What is being asked
Extract all lines that hold the string "瞎带宠物".

[Extracted data entries]
○ ○ ○ ○

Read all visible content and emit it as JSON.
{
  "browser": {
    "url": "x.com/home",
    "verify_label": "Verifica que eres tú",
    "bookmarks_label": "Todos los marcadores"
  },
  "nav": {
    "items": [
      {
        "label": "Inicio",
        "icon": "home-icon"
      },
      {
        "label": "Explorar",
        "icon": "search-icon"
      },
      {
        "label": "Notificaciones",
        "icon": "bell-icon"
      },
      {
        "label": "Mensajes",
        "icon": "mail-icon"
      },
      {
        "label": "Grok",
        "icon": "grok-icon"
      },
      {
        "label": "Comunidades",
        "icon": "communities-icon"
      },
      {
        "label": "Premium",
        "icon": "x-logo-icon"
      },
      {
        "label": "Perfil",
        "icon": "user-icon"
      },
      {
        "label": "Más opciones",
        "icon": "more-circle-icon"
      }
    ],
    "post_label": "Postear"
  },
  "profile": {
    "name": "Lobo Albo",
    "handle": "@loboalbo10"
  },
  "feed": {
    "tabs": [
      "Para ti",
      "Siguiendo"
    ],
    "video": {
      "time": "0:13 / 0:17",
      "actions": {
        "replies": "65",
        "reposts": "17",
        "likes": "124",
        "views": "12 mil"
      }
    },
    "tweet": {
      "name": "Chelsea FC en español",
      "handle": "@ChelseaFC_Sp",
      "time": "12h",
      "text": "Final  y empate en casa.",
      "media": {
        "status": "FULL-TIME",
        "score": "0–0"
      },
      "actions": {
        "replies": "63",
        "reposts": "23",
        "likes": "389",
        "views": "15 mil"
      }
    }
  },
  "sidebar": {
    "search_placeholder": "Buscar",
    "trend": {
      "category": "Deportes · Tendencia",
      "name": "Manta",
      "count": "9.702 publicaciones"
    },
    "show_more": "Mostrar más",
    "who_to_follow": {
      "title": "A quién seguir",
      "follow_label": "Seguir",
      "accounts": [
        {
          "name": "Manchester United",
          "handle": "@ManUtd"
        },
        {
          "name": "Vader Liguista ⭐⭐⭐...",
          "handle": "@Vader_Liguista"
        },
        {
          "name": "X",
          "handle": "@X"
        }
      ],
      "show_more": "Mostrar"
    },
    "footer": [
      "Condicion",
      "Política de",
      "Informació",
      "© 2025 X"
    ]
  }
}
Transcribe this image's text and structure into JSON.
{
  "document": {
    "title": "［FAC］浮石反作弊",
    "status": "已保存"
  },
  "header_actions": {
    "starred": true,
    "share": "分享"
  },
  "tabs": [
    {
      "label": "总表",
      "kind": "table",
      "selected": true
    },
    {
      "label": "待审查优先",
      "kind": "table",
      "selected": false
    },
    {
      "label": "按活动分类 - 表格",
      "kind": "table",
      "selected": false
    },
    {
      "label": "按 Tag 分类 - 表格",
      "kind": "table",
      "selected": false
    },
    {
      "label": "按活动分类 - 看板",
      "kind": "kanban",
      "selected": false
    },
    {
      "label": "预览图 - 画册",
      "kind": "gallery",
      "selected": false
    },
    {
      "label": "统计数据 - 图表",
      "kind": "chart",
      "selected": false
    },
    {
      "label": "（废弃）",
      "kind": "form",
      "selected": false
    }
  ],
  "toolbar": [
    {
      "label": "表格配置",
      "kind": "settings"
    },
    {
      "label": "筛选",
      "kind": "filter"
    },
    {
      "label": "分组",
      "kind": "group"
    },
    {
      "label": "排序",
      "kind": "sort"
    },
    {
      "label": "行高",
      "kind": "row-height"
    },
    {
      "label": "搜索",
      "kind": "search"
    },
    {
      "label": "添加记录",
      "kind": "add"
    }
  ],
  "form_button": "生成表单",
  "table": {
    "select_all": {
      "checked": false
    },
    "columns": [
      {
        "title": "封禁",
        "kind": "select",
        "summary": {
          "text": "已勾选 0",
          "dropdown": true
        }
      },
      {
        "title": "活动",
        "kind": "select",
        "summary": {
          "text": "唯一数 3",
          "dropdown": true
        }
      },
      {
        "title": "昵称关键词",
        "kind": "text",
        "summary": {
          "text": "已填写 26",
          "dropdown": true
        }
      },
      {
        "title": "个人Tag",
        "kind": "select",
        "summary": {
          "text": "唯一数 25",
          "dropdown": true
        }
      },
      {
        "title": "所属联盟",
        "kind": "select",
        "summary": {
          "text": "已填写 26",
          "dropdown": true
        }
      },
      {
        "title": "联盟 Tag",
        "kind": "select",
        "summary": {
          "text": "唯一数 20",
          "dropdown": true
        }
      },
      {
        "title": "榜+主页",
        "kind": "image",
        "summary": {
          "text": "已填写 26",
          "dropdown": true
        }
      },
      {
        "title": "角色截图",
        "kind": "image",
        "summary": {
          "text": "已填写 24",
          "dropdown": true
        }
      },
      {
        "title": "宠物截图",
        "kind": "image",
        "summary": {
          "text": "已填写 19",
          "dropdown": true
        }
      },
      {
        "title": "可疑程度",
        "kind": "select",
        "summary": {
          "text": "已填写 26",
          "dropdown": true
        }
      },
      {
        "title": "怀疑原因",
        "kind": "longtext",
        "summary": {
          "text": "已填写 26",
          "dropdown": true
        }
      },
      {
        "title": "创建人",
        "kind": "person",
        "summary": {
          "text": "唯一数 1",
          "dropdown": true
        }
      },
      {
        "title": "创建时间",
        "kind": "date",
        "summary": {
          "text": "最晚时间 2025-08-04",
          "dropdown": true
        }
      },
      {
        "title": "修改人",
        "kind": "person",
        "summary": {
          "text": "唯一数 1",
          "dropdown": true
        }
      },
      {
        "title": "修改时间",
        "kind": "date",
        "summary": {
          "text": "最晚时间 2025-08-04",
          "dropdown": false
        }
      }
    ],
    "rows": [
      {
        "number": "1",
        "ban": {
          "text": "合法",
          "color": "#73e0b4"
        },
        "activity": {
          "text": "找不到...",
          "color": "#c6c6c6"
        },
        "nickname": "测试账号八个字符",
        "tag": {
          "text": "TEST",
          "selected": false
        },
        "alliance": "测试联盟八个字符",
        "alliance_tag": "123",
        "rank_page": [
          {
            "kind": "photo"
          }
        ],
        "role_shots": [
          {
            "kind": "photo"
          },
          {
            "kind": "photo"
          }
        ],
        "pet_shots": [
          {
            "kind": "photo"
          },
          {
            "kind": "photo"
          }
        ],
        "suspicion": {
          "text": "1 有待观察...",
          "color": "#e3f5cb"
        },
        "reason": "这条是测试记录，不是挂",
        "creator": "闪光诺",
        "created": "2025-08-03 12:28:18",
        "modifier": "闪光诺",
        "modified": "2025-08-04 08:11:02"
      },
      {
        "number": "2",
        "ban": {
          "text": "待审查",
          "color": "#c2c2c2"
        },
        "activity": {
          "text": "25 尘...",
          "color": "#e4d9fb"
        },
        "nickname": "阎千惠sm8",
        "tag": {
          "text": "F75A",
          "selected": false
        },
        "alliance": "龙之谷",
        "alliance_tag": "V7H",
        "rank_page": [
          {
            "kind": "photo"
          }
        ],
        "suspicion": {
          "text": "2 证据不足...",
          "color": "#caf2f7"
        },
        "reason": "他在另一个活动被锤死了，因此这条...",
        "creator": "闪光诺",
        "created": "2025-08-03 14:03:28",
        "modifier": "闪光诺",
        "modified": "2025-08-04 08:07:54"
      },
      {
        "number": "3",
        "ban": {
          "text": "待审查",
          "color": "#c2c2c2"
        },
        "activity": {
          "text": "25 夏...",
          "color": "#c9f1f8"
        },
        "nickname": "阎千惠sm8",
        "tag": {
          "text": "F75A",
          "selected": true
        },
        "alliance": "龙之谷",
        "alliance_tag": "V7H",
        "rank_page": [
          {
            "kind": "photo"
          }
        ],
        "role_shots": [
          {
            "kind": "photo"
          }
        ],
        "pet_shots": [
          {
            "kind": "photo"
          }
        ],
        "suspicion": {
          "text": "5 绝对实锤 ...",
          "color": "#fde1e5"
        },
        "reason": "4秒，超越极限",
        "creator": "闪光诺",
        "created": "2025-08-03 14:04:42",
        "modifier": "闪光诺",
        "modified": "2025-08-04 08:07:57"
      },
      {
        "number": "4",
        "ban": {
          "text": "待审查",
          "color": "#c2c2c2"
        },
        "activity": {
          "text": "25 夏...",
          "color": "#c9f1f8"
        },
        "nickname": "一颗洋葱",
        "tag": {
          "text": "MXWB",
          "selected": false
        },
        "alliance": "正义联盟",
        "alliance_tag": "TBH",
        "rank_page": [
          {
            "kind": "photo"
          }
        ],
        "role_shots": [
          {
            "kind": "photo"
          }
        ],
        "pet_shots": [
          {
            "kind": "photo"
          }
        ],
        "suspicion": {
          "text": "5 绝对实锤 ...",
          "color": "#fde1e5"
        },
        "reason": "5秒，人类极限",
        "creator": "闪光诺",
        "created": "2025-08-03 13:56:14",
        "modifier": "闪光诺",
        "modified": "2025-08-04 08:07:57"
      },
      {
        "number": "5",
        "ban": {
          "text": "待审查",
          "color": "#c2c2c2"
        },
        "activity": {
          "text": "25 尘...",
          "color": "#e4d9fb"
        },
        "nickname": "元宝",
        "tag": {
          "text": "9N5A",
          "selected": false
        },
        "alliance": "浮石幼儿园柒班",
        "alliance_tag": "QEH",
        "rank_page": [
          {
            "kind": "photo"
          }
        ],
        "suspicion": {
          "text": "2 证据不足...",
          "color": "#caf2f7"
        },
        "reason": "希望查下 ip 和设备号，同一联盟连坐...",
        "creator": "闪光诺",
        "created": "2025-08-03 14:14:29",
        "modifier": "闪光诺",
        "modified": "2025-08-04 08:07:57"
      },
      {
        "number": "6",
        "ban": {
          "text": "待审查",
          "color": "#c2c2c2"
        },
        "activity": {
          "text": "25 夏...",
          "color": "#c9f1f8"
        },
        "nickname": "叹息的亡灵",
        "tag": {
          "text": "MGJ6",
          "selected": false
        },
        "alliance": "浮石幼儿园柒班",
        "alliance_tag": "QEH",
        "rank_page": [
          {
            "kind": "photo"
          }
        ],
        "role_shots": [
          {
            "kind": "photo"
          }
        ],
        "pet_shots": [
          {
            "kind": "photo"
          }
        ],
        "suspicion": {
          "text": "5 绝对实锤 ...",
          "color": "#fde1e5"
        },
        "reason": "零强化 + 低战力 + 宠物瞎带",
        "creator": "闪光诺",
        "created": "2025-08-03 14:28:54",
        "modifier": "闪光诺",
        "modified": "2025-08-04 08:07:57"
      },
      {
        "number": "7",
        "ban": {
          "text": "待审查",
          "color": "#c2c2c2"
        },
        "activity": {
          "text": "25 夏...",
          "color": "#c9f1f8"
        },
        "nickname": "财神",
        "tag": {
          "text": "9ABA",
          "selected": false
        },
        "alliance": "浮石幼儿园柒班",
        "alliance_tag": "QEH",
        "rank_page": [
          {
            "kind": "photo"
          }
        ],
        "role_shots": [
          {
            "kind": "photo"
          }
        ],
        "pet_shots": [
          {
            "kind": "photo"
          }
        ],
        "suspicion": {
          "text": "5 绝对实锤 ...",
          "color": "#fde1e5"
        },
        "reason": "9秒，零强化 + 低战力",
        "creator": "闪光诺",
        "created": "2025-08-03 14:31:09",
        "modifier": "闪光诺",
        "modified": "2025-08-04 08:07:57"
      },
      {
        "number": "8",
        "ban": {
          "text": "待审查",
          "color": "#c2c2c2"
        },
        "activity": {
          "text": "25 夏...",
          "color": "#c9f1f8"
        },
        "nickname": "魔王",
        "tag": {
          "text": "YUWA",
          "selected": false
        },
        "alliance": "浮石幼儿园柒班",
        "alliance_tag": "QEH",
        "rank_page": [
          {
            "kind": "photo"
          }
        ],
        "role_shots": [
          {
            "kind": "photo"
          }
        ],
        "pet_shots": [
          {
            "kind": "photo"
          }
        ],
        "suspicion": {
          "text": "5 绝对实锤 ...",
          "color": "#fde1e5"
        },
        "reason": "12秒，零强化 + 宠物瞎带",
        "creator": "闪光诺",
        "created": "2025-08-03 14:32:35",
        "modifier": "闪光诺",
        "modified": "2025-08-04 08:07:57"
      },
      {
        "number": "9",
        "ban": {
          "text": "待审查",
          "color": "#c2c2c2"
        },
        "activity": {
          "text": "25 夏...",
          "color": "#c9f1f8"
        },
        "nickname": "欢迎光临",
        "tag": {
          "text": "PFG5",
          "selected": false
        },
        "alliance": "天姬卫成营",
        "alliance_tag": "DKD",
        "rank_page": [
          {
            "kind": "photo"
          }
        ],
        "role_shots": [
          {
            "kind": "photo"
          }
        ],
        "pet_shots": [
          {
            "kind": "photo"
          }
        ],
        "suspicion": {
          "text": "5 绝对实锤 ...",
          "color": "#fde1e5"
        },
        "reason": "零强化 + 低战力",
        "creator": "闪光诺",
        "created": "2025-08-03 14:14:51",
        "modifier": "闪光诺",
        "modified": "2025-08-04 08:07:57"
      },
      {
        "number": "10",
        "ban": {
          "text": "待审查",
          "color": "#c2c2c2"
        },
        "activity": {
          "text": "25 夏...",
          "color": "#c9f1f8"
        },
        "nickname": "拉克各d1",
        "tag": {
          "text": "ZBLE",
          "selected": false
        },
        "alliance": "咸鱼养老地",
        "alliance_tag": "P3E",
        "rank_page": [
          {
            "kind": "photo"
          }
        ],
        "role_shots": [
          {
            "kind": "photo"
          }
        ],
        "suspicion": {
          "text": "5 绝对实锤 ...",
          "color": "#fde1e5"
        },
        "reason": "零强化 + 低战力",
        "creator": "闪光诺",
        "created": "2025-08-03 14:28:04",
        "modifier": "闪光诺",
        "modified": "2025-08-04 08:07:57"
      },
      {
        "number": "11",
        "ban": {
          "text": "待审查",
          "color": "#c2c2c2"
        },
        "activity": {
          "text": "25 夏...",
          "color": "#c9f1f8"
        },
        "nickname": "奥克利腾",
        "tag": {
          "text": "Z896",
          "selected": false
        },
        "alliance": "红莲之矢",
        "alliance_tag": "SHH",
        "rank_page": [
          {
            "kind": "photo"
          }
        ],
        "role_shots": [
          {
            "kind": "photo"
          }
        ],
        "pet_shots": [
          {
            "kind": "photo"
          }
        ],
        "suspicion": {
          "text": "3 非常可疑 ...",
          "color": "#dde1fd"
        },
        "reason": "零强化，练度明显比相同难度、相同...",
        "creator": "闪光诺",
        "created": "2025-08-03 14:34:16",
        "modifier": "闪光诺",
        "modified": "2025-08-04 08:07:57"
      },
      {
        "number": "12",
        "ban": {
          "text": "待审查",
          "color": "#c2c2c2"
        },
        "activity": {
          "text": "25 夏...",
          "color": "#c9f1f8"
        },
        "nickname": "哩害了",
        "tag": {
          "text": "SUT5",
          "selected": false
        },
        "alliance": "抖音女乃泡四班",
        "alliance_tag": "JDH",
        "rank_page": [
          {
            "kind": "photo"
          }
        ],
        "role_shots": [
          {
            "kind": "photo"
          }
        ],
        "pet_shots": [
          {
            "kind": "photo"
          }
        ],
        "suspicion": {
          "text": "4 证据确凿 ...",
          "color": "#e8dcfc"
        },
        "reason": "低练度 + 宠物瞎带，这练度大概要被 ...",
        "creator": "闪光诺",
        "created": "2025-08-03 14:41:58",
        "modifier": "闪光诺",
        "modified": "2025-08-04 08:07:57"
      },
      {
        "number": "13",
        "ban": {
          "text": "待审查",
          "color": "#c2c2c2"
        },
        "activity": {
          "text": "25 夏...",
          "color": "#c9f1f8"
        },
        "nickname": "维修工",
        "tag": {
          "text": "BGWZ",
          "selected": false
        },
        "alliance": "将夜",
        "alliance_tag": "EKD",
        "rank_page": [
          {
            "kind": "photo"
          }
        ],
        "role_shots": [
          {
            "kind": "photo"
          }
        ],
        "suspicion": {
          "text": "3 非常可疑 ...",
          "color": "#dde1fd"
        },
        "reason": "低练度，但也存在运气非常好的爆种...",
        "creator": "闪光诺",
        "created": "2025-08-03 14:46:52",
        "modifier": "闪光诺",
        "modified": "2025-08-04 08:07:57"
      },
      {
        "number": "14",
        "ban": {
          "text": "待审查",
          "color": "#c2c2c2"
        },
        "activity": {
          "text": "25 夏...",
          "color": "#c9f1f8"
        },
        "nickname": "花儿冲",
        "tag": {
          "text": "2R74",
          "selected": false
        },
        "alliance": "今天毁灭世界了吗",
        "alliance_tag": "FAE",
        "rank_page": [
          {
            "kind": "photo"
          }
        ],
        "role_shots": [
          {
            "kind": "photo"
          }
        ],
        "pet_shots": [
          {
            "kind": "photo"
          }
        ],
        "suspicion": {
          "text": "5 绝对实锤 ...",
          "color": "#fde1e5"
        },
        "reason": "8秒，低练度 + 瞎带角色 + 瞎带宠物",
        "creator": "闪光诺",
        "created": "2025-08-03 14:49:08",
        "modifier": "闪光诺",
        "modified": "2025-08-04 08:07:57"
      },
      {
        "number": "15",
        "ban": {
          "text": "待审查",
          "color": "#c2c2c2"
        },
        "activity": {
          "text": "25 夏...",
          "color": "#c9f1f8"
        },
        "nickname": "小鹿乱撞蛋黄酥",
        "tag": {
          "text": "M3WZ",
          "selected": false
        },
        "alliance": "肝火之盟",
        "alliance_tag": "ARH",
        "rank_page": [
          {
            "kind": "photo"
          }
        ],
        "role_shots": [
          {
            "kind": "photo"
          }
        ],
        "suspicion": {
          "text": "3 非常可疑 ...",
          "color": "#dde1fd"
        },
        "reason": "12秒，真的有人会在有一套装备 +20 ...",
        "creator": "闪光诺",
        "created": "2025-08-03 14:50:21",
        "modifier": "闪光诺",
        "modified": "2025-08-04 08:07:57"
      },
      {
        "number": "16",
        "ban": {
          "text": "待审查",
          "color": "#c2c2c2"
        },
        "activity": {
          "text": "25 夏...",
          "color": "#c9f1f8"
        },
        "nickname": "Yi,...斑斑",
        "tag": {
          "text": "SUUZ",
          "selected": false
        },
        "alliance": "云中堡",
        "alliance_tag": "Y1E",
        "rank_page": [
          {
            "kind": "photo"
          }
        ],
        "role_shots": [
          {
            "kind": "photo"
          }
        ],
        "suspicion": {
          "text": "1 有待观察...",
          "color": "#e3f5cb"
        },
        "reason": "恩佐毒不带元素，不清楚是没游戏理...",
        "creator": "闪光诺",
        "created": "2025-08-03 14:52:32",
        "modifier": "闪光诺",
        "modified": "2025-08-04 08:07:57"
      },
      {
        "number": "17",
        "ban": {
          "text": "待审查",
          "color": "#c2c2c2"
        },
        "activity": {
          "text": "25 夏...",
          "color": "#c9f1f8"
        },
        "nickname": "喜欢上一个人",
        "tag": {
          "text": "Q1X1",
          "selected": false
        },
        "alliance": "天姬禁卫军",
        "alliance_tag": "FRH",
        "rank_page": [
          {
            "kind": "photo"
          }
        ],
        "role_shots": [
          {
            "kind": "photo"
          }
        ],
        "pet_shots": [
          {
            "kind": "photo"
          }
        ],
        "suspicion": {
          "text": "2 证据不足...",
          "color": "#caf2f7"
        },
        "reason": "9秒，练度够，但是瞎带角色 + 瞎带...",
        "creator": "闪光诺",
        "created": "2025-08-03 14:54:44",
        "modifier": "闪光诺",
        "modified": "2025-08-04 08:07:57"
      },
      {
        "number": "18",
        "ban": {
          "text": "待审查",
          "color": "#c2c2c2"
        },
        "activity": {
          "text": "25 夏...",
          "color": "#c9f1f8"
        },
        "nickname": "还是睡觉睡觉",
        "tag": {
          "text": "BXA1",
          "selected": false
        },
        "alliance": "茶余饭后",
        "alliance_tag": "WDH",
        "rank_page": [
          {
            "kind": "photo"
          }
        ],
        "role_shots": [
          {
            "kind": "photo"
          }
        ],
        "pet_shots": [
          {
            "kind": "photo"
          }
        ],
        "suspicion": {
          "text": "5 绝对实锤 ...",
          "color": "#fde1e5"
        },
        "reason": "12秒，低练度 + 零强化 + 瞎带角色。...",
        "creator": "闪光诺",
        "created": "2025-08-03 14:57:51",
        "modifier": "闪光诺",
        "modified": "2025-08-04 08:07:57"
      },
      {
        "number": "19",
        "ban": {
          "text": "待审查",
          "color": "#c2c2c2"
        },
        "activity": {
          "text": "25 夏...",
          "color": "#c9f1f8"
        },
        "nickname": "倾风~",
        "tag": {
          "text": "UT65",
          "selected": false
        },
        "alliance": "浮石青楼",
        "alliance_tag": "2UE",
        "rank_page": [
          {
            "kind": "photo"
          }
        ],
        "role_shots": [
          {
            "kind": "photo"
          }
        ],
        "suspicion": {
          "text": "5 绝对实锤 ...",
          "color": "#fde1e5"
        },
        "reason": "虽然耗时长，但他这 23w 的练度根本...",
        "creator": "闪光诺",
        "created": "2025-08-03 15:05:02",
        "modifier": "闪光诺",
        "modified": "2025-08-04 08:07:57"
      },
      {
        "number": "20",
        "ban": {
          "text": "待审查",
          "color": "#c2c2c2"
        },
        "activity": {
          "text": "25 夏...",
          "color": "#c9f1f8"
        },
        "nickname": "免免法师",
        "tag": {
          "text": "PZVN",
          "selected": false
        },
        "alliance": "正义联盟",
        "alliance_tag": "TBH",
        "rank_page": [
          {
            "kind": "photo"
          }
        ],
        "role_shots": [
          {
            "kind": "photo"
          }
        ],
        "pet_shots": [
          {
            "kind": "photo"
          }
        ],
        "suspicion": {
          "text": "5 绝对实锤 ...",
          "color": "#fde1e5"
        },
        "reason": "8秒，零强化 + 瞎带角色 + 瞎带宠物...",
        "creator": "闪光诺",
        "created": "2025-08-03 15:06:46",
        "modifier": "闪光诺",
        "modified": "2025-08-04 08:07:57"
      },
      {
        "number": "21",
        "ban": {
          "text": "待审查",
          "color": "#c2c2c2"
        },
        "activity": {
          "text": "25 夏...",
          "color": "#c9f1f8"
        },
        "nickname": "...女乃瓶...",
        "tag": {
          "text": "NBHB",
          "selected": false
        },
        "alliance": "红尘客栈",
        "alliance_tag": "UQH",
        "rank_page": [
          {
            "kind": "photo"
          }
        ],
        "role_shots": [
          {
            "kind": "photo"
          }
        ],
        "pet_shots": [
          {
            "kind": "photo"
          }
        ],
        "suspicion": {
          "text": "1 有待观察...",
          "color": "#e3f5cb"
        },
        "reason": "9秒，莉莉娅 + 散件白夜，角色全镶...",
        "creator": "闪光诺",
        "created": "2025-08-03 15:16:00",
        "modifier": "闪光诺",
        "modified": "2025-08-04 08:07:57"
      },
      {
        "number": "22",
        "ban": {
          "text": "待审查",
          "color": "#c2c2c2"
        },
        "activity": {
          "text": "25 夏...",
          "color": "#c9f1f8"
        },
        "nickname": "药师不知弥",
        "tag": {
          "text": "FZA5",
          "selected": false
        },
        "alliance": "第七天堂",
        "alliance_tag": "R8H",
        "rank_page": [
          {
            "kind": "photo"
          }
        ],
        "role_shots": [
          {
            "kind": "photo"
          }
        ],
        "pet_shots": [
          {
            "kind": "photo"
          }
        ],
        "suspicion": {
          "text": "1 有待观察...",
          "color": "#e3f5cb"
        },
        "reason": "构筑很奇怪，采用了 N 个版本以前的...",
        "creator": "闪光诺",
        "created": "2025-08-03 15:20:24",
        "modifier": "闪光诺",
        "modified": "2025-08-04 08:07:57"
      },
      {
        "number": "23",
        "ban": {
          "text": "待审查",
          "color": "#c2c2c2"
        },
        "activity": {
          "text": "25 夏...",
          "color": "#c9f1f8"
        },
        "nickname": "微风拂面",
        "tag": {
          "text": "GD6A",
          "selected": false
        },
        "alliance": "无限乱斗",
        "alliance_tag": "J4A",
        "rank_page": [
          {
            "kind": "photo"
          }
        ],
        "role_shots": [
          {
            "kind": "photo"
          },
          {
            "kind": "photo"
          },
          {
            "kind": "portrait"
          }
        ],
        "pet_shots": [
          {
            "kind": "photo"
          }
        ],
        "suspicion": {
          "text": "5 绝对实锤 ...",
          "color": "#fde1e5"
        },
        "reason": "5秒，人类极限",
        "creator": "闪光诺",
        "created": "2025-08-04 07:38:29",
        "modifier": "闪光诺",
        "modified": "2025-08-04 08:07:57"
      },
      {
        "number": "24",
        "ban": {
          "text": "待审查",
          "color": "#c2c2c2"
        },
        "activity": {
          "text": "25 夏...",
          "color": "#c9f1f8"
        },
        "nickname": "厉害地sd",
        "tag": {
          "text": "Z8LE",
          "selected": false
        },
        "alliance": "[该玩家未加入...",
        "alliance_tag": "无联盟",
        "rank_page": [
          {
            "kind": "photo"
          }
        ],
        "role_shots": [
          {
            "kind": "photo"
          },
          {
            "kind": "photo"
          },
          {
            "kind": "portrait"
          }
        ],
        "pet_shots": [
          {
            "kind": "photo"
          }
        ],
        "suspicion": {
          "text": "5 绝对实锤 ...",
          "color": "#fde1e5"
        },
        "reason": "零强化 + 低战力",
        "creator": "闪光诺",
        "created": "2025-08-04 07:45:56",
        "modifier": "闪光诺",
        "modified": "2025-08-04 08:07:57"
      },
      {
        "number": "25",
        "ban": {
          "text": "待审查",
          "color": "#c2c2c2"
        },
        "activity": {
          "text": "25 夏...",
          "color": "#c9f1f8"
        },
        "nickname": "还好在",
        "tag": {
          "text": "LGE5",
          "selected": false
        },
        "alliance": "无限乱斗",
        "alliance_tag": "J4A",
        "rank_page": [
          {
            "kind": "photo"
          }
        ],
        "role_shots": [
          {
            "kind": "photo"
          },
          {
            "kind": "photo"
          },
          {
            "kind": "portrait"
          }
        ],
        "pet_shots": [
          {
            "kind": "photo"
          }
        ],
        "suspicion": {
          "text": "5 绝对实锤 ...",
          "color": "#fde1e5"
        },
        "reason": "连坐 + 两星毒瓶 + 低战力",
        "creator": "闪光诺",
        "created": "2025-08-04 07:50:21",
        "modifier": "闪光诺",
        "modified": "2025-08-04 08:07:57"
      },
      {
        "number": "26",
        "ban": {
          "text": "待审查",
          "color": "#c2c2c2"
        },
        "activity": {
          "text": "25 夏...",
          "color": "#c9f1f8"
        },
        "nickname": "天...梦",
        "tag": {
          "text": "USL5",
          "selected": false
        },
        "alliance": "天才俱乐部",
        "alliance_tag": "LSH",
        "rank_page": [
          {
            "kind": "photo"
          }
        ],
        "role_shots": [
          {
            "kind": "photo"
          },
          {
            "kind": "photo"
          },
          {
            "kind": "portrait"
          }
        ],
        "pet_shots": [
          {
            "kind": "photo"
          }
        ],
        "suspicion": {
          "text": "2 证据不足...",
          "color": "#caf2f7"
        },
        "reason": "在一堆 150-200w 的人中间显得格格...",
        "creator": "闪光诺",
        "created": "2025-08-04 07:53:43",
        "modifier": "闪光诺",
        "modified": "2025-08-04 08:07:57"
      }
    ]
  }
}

○ ○ ○ ○

Answer for this exercise
        "reason": "8秒，低练度 + 瞎带角色 + 瞎带宠物",
        "reason": "8秒，零强化 + 瞎带角色 + 瞎带宠物...",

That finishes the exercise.